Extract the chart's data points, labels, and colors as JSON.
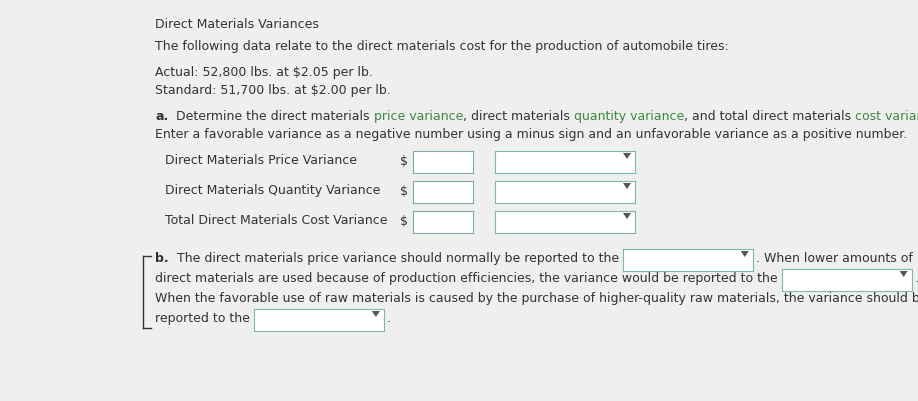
{
  "bg_color": "#efefef",
  "title": "Direct Materials Variances",
  "intro": "The following data relate to the direct materials cost for the production of automobile tires:",
  "actual_line": "Actual: 52,800 lbs. at $2.05 per lb.",
  "standard_line": "Standard: 51,700 lbs. at $2.00 per lb.",
  "part_a_bold": "a. ",
  "part_a_pre": " Determine the direct materials ",
  "part_a_word1": "price variance",
  "part_a_mid1": ", direct materials ",
  "part_a_word2": "quantity variance",
  "part_a_mid2": ", and total direct materials ",
  "part_a_word3": "cost variance",
  "part_a_suffix": ".",
  "part_a_line2": "Enter a favorable variance as a negative number using a minus sign and an unfavorable variance as a positive number.",
  "row1_label": "Direct Materials Price Variance",
  "row2_label": "Direct Materials Quantity Variance",
  "row3_label": "Total Direct Materials Cost Variance",
  "part_b_bold": "b. ",
  "part_b_pre": " The direct materials price variance should normally be reported to the",
  "part_b_post": ". When lower amounts of",
  "part_b2_pre": "direct materials are used because of production efficiencies, the variance would be reported to the",
  "part_b2_post": ".",
  "part_b3": "When the favorable use of raw materials is caused by the purchase of higher-quality raw materials, the variance should be",
  "part_b4_pre": "reported to the",
  "part_b4_post": ".",
  "green_color": "#3a8a3a",
  "text_color": "#333333",
  "box_fill": "#ffffff",
  "box_edge": "#7aaaaa",
  "dropdown_edge": "#7abaaa",
  "fs": 9.0
}
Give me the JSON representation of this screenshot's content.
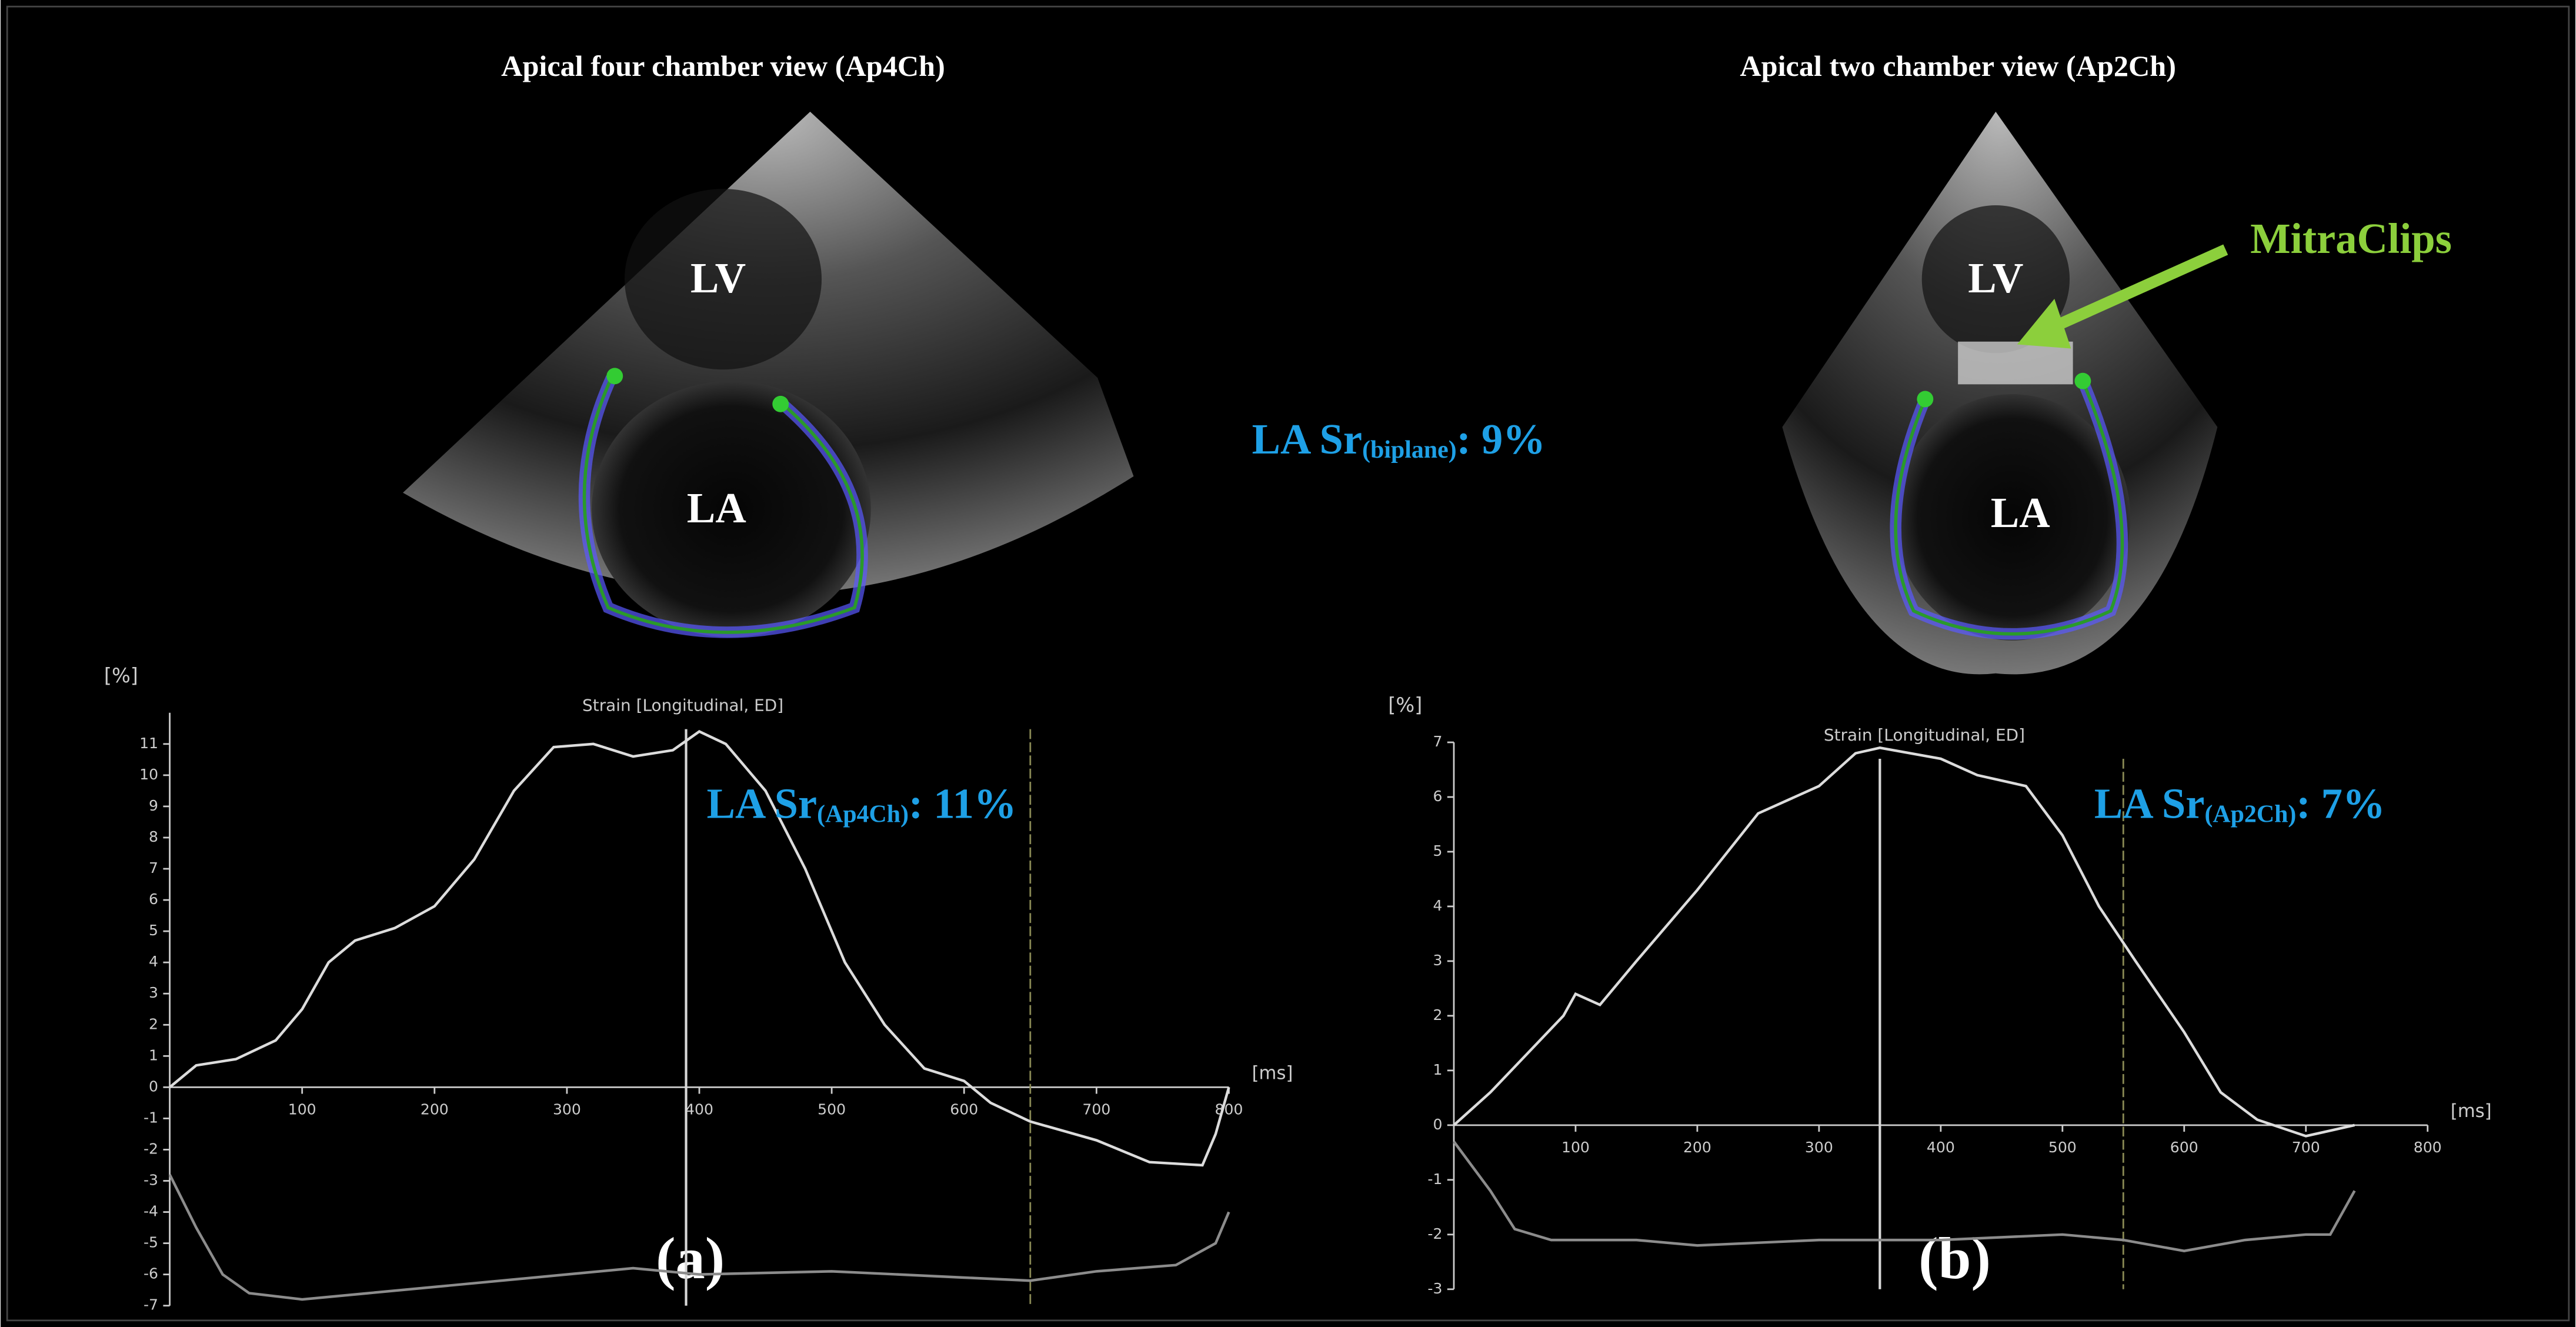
{
  "figure": {
    "panels": [
      {
        "view_title": "Apical four chamber view (Ap4Ch)",
        "labels": [
          "LV",
          "LA"
        ],
        "letter": "(a)"
      },
      {
        "view_title": "Apical two chamber view (Ap2Ch)",
        "labels": [
          "LV",
          "LA"
        ],
        "letter": "(b)"
      }
    ],
    "biplane": {
      "text": "LA Sr",
      "subscript": "(biplane)",
      "suffix": ": 9%"
    },
    "arrow_label": "MitraClips"
  },
  "chart_data": [
    {
      "type": "line",
      "title": "Strain [Longitudinal, ED]",
      "y_label": "[%]",
      "x_label": "[ms]",
      "xlim": [
        0,
        800
      ],
      "ylim": [
        -7,
        12
      ],
      "xticks": [
        100,
        200,
        300,
        400,
        500,
        600,
        700,
        800
      ],
      "yticks": [
        -7,
        -6,
        -5,
        -4,
        -3,
        -2,
        -1,
        0,
        1,
        2,
        3,
        4,
        5,
        6,
        7,
        8,
        9,
        10,
        11
      ],
      "annotation": {
        "text": "LA Sr",
        "subscript": "(Ap4Ch)",
        "suffix": ": 11%"
      },
      "markers_x": [
        390,
        650
      ],
      "marker_colors": [
        "#d8d8d8",
        "#8a8a55"
      ],
      "series": [
        {
          "color": "#dcdcdc",
          "x": [
            0,
            20,
            50,
            80,
            100,
            120,
            140,
            170,
            200,
            230,
            260,
            290,
            320,
            350,
            380,
            400,
            420,
            450,
            480,
            510,
            540,
            570,
            600,
            620,
            650,
            700,
            740,
            780,
            790,
            800
          ],
          "values": [
            0,
            0.7,
            0.9,
            1.5,
            2.5,
            4,
            4.7,
            5.1,
            5.8,
            7.3,
            9.5,
            10.9,
            11,
            10.6,
            10.8,
            11.4,
            11,
            9.5,
            7,
            4,
            2,
            0.6,
            0.2,
            -0.5,
            -1.1,
            -1.7,
            -2.4,
            -2.5,
            -1.5,
            0
          ]
        },
        {
          "color": "#8c8c8c",
          "x": [
            0,
            20,
            40,
            60,
            100,
            150,
            200,
            300,
            350,
            400,
            500,
            600,
            650,
            700,
            760,
            790,
            800
          ],
          "values": [
            -2.8,
            -4.5,
            -6,
            -6.6,
            -6.8,
            -6.6,
            -6.4,
            -6,
            -5.8,
            -6,
            -5.9,
            -6.1,
            -6.2,
            -5.9,
            -5.7,
            -5,
            -4
          ]
        }
      ]
    },
    {
      "type": "line",
      "title": "Strain [Longitudinal, ED]",
      "y_label": "[%]",
      "x_label": "[ms]",
      "xlim": [
        0,
        800
      ],
      "ylim": [
        -3,
        7
      ],
      "xticks": [
        100,
        200,
        300,
        400,
        500,
        600,
        700,
        800
      ],
      "yticks": [
        -3,
        -2,
        -1,
        0,
        1,
        2,
        3,
        4,
        5,
        6,
        7
      ],
      "annotation": {
        "text": "LA Sr",
        "subscript": "(Ap2Ch)",
        "suffix": ": 7%"
      },
      "markers_x": [
        350,
        550
      ],
      "marker_colors": [
        "#d8d8d8",
        "#8a8a55"
      ],
      "series": [
        {
          "color": "#dcdcdc",
          "x": [
            0,
            30,
            60,
            90,
            100,
            120,
            150,
            200,
            250,
            300,
            330,
            350,
            400,
            430,
            470,
            500,
            530,
            560,
            600,
            630,
            660,
            700,
            720,
            740
          ],
          "values": [
            0,
            0.6,
            1.3,
            2,
            2.4,
            2.2,
            3,
            4.3,
            5.7,
            6.2,
            6.8,
            6.9,
            6.7,
            6.4,
            6.2,
            5.3,
            4,
            3,
            1.7,
            0.6,
            0.1,
            -0.2,
            -0.1,
            0
          ]
        },
        {
          "color": "#8c8c8c",
          "x": [
            0,
            30,
            50,
            80,
            150,
            200,
            300,
            400,
            500,
            550,
            600,
            650,
            700,
            720,
            740
          ],
          "values": [
            -0.3,
            -1.2,
            -1.9,
            -2.1,
            -2.1,
            -2.2,
            -2.1,
            -2.1,
            -2,
            -2.1,
            -2.3,
            -2.1,
            -2,
            -2,
            -1.2
          ]
        }
      ]
    }
  ]
}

§

▶ [Task goal]
Transcribe the material exactly, and leave out whatever pictures it holds.

▶ [Solved problem]
Extract the chart's data points, labels, and colors as JSON.
{
  "bg_color": "#efefef",
  "title": "Direct Materials Variances",
  "intro": "The following data relate to the direct materials cost for the production of automobile tires:",
  "actual_line": "Actual: 52,800 lbs. at $2.05 per lb.",
  "standard_line": "Standard: 51,700 lbs. at $2.00 per lb.",
  "part_a_bold": "a. ",
  "part_a_pre": " Determine the direct materials ",
  "part_a_word1": "price variance",
  "part_a_mid1": ", direct materials ",
  "part_a_word2": "quantity variance",
  "part_a_mid2": ", and total direct materials ",
  "part_a_word3": "cost variance",
  "part_a_suffix": ".",
  "part_a_line2": "Enter a favorable variance as a negative number using a minus sign and an unfavorable variance as a positive number.",
  "row1_label": "Direct Materials Price Variance",
  "row2_label": "Direct Materials Quantity Variance",
  "row3_label": "Total Direct Materials Cost Variance",
  "part_b_bold": "b. ",
  "part_b_pre": " The direct materials price variance should normally be reported to the",
  "part_b_post": ". When lower amounts of",
  "part_b2_pre": "direct materials are used because of production efficiencies, the variance would be reported to the",
  "part_b2_post": ".",
  "part_b3": "When the favorable use of raw materials is caused by the purchase of higher-quality raw materials, the variance should be",
  "part_b4_pre": "reported to the",
  "part_b4_post": ".",
  "green_color": "#3a8a3a",
  "text_color": "#333333",
  "box_fill": "#ffffff",
  "box_edge": "#7aaaaa",
  "dropdown_edge": "#7abaaa",
  "fs": 9.0
}
Give me the JSON representation of this screenshot's content.
{
  "figure": {
    "panels": [
      {
        "view_title": "Apical four chamber view (Ap4Ch)",
        "labels": [
          "LV",
          "LA"
        ],
        "letter": "(a)"
      },
      {
        "view_title": "Apical two chamber view (Ap2Ch)",
        "labels": [
          "LV",
          "LA"
        ],
        "letter": "(b)"
      }
    ],
    "biplane": {
      "text": "LA Sr",
      "subscript": "(biplane)",
      "suffix": ": 9%"
    },
    "arrow_label": "MitraClips"
  },
  "chart_data": [
    {
      "type": "line",
      "title": "Strain [Longitudinal, ED]",
      "y_label": "[%]",
      "x_label": "[ms]",
      "xlim": [
        0,
        800
      ],
      "ylim": [
        -7,
        12
      ],
      "xticks": [
        100,
        200,
        300,
        400,
        500,
        600,
        700,
        800
      ],
      "yticks": [
        -7,
        -6,
        -5,
        -4,
        -3,
        -2,
        -1,
        0,
        1,
        2,
        3,
        4,
        5,
        6,
        7,
        8,
        9,
        10,
        11
      ],
      "annotation": {
        "text": "LA Sr",
        "subscript": "(Ap4Ch)",
        "suffix": ": 11%"
      },
      "markers_x": [
        390,
        650
      ],
      "marker_colors": [
        "#d8d8d8",
        "#8a8a55"
      ],
      "series": [
        {
          "color": "#dcdcdc",
          "x": [
            0,
            20,
            50,
            80,
            100,
            120,
            140,
            170,
            200,
            230,
            260,
            290,
            320,
            350,
            380,
            400,
            420,
            450,
            480,
            510,
            540,
            570,
            600,
            620,
            650,
            700,
            740,
            780,
            790,
            800
          ],
          "values": [
            0,
            0.7,
            0.9,
            1.5,
            2.5,
            4,
            4.7,
            5.1,
            5.8,
            7.3,
            9.5,
            10.9,
            11,
            10.6,
            10.8,
            11.4,
            11,
            9.5,
            7,
            4,
            2,
            0.6,
            0.2,
            -0.5,
            -1.1,
            -1.7,
            -2.4,
            -2.5,
            -1.5,
            0
          ]
        },
        {
          "color": "#8c8c8c",
          "x": [
            0,
            20,
            40,
            60,
            100,
            150,
            200,
            300,
            350,
            400,
            500,
            600,
            650,
            700,
            760,
            790,
            800
          ],
          "values": [
            -2.8,
            -4.5,
            -6,
            -6.6,
            -6.8,
            -6.6,
            -6.4,
            -6,
            -5.8,
            -6,
            -5.9,
            -6.1,
            -6.2,
            -5.9,
            -5.7,
            -5,
            -4
          ]
        }
      ]
    },
    {
      "type": "line",
      "title": "Strain [Longitudinal, ED]",
      "y_label": "[%]",
      "x_label": "[ms]",
      "xlim": [
        0,
        800
      ],
      "ylim": [
        -3,
        7
      ],
      "xticks": [
        100,
        200,
        300,
        400,
        500,
        600,
        700,
        800
      ],
      "yticks": [
        -3,
        -2,
        -1,
        0,
        1,
        2,
        3,
        4,
        5,
        6,
        7
      ],
      "annotation": {
        "text": "LA Sr",
        "subscript": "(Ap2Ch)",
        "suffix": ": 7%"
      },
      "markers_x": [
        350,
        550
      ],
      "marker_colors": [
        "#d8d8d8",
        "#8a8a55"
      ],
      "series": [
        {
          "color": "#dcdcdc",
          "x": [
            0,
            30,
            60,
            90,
            100,
            120,
            150,
            200,
            250,
            300,
            330,
            350,
            400,
            430,
            470,
            500,
            530,
            560,
            600,
            630,
            660,
            700,
            720,
            740
          ],
          "values": [
            0,
            0.6,
            1.3,
            2,
            2.4,
            2.2,
            3,
            4.3,
            5.7,
            6.2,
            6.8,
            6.9,
            6.7,
            6.4,
            6.2,
            5.3,
            4,
            3,
            1.7,
            0.6,
            0.1,
            -0.2,
            -0.1,
            0
          ]
        },
        {
          "color": "#8c8c8c",
          "x": [
            0,
            30,
            50,
            80,
            150,
            200,
            300,
            400,
            500,
            550,
            600,
            650,
            700,
            720,
            740
          ],
          "values": [
            -0.3,
            -1.2,
            -1.9,
            -2.1,
            -2.1,
            -2.2,
            -2.1,
            -2.1,
            -2,
            -2.1,
            -2.3,
            -2.1,
            -2,
            -2,
            -1.2
          ]
        }
      ]
    }
  ]
}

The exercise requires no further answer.